===== MATERIAL FOR THE TASK =====

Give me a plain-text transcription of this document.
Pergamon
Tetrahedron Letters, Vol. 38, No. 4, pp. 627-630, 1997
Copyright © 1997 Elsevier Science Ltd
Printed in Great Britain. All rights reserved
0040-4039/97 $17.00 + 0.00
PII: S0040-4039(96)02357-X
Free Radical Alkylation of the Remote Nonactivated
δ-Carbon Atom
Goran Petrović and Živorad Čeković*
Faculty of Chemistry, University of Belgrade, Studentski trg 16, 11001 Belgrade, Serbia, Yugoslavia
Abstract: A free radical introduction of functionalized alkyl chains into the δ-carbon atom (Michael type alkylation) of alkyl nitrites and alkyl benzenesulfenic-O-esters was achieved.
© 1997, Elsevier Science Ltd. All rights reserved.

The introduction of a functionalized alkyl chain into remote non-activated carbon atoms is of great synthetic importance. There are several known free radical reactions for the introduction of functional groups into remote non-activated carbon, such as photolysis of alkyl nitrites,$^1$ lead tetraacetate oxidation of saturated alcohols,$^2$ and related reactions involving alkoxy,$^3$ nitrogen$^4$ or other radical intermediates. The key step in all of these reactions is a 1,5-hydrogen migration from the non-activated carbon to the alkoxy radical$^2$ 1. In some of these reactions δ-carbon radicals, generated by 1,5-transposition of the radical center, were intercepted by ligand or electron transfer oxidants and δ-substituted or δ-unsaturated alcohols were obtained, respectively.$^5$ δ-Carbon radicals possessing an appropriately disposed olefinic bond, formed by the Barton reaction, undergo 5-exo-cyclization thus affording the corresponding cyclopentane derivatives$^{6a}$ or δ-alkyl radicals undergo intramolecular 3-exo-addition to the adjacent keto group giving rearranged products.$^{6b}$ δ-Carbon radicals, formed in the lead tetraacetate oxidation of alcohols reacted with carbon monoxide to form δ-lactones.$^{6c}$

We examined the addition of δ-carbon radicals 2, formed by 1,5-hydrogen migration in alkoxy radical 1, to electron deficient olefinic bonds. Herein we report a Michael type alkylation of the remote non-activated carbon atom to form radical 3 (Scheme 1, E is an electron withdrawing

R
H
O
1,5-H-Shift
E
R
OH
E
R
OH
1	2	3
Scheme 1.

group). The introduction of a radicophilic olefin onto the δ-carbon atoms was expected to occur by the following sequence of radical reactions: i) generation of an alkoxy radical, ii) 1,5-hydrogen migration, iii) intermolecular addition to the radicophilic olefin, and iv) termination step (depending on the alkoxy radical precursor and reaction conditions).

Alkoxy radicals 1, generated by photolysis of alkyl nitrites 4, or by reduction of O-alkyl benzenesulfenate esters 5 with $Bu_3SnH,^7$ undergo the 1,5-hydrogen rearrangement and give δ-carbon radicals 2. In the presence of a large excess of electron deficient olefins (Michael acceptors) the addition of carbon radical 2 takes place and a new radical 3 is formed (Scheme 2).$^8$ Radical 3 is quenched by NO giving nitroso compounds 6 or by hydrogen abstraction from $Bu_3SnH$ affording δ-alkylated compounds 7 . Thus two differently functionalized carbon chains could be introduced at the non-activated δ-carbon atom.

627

=====

_EXERCISE DIRECTIONS_
Every record should be repeated exactly; please leave none out.

_WRITTEN REPLY_
Give me a plain-text transcription of this document.
Pergamon
Tetrahedron Letters, Vol. 38, No. 4, pp. 627-630, 1997
Copyright © 1997 Elsevier Science Ltd
Printed in Great Britain. All rights reserved
0040-4039/97 $17.00 + 0.00
PII: S0040-4039(96)02357-X
Free Radical Alkylation of the Remote Nonactivated
δ-Carbon Atom
Goran Petrović and Živorad Čeković*
Faculty of Chemistry, University of Belgrade, Studentski trg 16, 11001 Belgrade, Serbia, Yugoslavia
Abstract: A free radical introduction of functionalized alkyl chains into the δ-carbon atom (Michael type alkylation) of alkyl nitrites and alkyl benzenesulfenic-O-esters was achieved.
© 1997, Elsevier Science Ltd. All rights reserved.

The introduction of a functionalized alkyl chain into remote non-activated carbon atoms is of great synthetic importance. There are several known free radical reactions for the introduction of functional groups into remote non-activated carbon, such as photolysis of alkyl nitrites,$^1$ lead tetraacetate oxidation of saturated alcohols,$^2$ and related reactions involving alkoxy,$^3$ nitrogen$^4$ or other radical intermediates. The key step in all of these reactions is a 1,5-hydrogen migration from the non-activated carbon to the alkoxy radical$^2$ 1. In some of these reactions δ-carbon radicals, generated by 1,5-transposition of the radical center, were intercepted by ligand or electron transfer oxidants and δ-substituted or δ-unsaturated alcohols were obtained, respectively.$^5$ δ-Carbon radicals possessing an appropriately disposed olefinic bond, formed by the Barton reaction, undergo 5-exo-cyclization thus affording the corresponding cyclopentane derivatives$^{6a}$ or δ-alkyl radicals undergo intramolecular 3-exo-addition to the adjacent keto group giving rearranged products.$^{6b}$ δ-Carbon radicals, formed in the lead tetraacetate oxidation of alcohols reacted with carbon monoxide to form δ-lactones.$^{6c}$

We examined the addition of δ-carbon radicals 2, formed by 1,5-hydrogen migration in alkoxy radical 1, to electron deficient olefinic bonds. Herein we report a Michael type alkylation of the remote non-activated carbon atom to form radical 3 (Scheme 1, E is an electron withdrawing

R
H
O
1,5-H-Shift
E
R
OH
E
R
OH
1	2	3
Scheme 1.

group). The introduction of a radicophilic olefin onto the δ-carbon atoms was expected to occur by the following sequence of radical reactions: i) generation of an alkoxy radical, ii) 1,5-hydrogen migration, iii) intermolecular addition to the radicophilic olefin, and iv) termination step (depending on the alkoxy radical precursor and reaction conditions).

Alkoxy radicals 1, generated by photolysis of alkyl nitrites 4, or by reduction of O-alkyl benzenesulfenate esters 5 with $Bu_3SnH,^7$ undergo the 1,5-hydrogen rearrangement and give δ-carbon radicals 2. In the presence of a large excess of electron deficient olefins (Michael acceptors) the addition of carbon radical 2 takes place and a new radical 3 is formed (Scheme 2).$^8$ Radical 3 is quenched by NO giving nitroso compounds 6 or by hydrogen abstraction from $Bu_3SnH$ affording δ-alkylated compounds 7 . Thus two differently functionalized carbon chains could be introduced at the non-activated δ-carbon atom.

627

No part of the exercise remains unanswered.